• **Objective**:
Take down each entry exactly as written.

• **Material**:

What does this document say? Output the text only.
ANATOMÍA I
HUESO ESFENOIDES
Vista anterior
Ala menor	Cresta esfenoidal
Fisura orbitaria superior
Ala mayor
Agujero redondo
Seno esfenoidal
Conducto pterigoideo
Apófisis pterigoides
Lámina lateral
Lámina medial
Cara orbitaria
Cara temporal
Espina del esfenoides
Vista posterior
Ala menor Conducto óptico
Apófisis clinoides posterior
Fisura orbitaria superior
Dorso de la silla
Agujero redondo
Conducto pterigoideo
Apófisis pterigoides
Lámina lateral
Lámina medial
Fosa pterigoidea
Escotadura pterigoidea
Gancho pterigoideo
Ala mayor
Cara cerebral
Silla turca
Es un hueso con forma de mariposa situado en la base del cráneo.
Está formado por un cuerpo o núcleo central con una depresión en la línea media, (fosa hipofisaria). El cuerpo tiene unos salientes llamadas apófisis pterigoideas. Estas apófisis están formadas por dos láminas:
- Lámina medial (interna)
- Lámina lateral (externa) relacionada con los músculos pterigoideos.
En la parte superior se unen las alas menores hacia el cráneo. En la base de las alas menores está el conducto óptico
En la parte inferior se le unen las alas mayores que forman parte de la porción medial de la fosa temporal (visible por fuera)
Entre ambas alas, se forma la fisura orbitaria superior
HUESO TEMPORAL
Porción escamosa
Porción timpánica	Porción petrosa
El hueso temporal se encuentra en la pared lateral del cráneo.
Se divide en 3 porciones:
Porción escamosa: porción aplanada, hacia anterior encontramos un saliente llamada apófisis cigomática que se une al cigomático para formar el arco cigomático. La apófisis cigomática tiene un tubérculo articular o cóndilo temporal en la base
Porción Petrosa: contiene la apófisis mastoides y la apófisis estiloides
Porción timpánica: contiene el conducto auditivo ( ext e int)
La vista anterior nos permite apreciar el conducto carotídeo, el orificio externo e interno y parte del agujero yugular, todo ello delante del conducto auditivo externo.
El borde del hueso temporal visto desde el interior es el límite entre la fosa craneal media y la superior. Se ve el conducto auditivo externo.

• **Response to this task**:
What does this document say? Output the text only.
ANATOMÍA I
HUESO ESFENOIDES
Vista anterior
Ala menor	Cresta esfenoidal
Fisura orbitaria superior
Ala mayor
Agujero redondo
Seno esfenoidal
Conducto pterigoideo
Apófisis pterigoides
Lámina lateral
Lámina medial
Cara orbitaria
Cara temporal
Espina del esfenoides
Vista posterior
Ala menor Conducto óptico
Apófisis clinoides posterior
Fisura orbitaria superior
Dorso de la silla
Agujero redondo
Conducto pterigoideo
Apófisis pterigoides
Lámina lateral
Lámina medial
Fosa pterigoidea
Escotadura pterigoidea
Gancho pterigoideo
Ala mayor
Cara cerebral
Silla turca
Es un hueso con forma de mariposa situado en la base del cráneo.
Está formado por un cuerpo o núcleo central con una depresión en la línea media, (fosa hipofisaria). El cuerpo tiene unos salientes llamadas apófisis pterigoideas. Estas apófisis están formadas por dos láminas:
- Lámina medial (interna)
- Lámina lateral (externa) relacionada con los músculos pterigoideos.
En la parte superior se unen las alas menores hacia el cráneo. En la base de las alas menores está el conducto óptico
En la parte inferior se le unen las alas mayores que forman parte de la porción medial de la fosa temporal (visible por fuera)
Entre ambas alas, se forma la fisura orbitaria superior
HUESO TEMPORAL
Porción escamosa
Porción timpánica	Porción petrosa
El hueso temporal se encuentra en la pared lateral del cráneo.
Se divide en 3 porciones:
Porción escamosa: porción aplanada, hacia anterior encontramos un saliente llamada apófisis cigomática que se une al cigomático para formar el arco cigomático. La apófisis cigomática tiene un tubérculo articular o cóndilo temporal en la base
Porción Petrosa: contiene la apófisis mastoides y la apófisis estiloides
Porción timpánica: contiene el conducto auditivo ( ext e int)
La vista anterior nos permite apreciar el conducto carotídeo, el orificio externo e interno y parte del agujero yugular, todo ello delante del conducto auditivo externo.
El borde del hueso temporal visto desde el interior es el límite entre la fosa craneal media y la superior. Se ve el conducto auditivo externo.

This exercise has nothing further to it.